● **Exercise directions**
Word for word, restate every line of the listing that follows.

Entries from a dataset
● ● ● ● ● ● ●
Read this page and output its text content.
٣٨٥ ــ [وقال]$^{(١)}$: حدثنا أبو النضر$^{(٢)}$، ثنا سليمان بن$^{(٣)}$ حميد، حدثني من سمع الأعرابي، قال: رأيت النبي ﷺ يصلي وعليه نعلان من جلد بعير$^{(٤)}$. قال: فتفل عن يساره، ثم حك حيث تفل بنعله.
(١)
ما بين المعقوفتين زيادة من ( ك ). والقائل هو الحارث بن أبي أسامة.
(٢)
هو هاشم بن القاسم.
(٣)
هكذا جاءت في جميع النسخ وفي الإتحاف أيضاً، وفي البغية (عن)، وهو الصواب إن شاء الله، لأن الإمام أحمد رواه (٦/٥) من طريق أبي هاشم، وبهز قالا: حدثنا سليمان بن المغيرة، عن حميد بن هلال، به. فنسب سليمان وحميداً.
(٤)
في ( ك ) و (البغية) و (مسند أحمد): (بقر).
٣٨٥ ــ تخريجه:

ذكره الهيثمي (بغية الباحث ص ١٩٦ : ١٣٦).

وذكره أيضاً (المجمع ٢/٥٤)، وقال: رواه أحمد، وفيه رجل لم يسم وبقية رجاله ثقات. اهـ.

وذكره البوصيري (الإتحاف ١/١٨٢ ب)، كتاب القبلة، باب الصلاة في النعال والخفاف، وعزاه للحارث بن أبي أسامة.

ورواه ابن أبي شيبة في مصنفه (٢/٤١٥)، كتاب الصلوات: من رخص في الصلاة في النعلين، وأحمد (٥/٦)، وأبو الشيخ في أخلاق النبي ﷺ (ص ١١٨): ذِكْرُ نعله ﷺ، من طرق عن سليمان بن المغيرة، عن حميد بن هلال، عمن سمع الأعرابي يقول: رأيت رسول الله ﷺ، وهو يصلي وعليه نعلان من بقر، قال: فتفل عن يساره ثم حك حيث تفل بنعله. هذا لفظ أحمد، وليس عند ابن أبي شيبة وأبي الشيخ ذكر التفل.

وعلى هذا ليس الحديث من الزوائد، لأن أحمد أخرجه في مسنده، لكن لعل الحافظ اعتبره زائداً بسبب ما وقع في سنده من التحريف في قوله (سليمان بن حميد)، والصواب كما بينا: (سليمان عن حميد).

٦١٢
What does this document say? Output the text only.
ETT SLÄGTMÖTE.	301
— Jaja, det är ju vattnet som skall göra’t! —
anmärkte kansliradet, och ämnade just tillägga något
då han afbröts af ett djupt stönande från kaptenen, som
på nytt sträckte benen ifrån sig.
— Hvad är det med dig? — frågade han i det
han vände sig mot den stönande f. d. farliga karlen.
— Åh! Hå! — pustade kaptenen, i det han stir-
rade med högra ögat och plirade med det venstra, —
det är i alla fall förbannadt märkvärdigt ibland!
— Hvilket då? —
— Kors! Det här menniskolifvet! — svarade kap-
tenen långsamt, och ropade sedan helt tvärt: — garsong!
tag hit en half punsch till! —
● ● ● ● ● ● ●
● **Task result**
Read this page and output its text content.
٣٨٥ ــ [وقال]$^{(١)}$: حدثنا أبو النضر$^{(٢)}$، ثنا سليمان بن$^{(٣)}$ حميد، حدثني من سمع الأعرابي، قال: رأيت النبي ﷺ يصلي وعليه نعلان من جلد بعير$^{(٤)}$. قال: فتفل عن يساره، ثم حك حيث تفل بنعله.
(١)
ما بين المعقوفتين زيادة من ( ك ). والقائل هو الحارث بن أبي أسامة.
(٢)
هو هاشم بن القاسم.
(٣)
هكذا جاءت في جميع النسخ وفي الإتحاف أيضاً، وفي البغية (عن)، وهو الصواب إن شاء الله، لأن الإمام أحمد رواه (٦/٥) من طريق أبي هاشم، وبهز قالا: حدثنا سليمان بن المغيرة، عن حميد بن هلال، به. فنسب سليمان وحميداً.
(٤)
في ( ك ) و (البغية) و (مسند أحمد): (بقر).
٣٨٥ ــ تخريجه:

ذكره الهيثمي (بغية الباحث ص ١٩٦ : ١٣٦).

وذكره أيضاً (المجمع ٢/٥٤)، وقال: رواه أحمد، وفيه رجل لم يسم وبقية رجاله ثقات. اهـ.

وذكره البوصيري (الإتحاف ١/١٨٢ ب)، كتاب القبلة، باب الصلاة في النعال والخفاف، وعزاه للحارث بن أبي أسامة.

ورواه ابن أبي شيبة في مصنفه (٢/٤١٥)، كتاب الصلوات: من رخص في الصلاة في النعلين، وأحمد (٥/٦)، وأبو الشيخ في أخلاق النبي ﷺ (ص ١١٨): ذِكْرُ نعله ﷺ، من طرق عن سليمان بن المغيرة، عن حميد بن هلال، عمن سمع الأعرابي يقول: رأيت رسول الله ﷺ، وهو يصلي وعليه نعلان من بقر، قال: فتفل عن يساره ثم حك حيث تفل بنعله. هذا لفظ أحمد، وليس عند ابن أبي شيبة وأبي الشيخ ذكر التفل.

وعلى هذا ليس الحديث من الزوائد، لأن أحمد أخرجه في مسنده، لكن لعل الحافظ اعتبره زائداً بسبب ما وقع في سنده من التحريف في قوله (سليمان بن حميد)، والصواب كما بينا: (سليمان عن حميد).

٦١٢
What does this document say? Output the text only.
ETT SLÄGTMÖTE.	301
— Jaja, det är ju vattnet som skall göra’t! —
anmärkte kansliradet, och ämnade just tillägga något
då han afbröts af ett djupt stönande från kaptenen, som
på nytt sträckte benen ifrån sig.
— Hvad är det med dig? — frågade han i det
han vände sig mot den stönande f. d. farliga karlen.
— Åh! Hå! — pustade kaptenen, i det han stir-
rade med högra ögat och plirade med det venstra, —
det är i alla fall förbannadt märkvärdigt ibland!
— Hvilket då? —
— Kors! Det här menniskolifvet! — svarade kap-
tenen långsamt, och ropade sedan helt tvärt: — garsong!
tag hit en half punsch till! —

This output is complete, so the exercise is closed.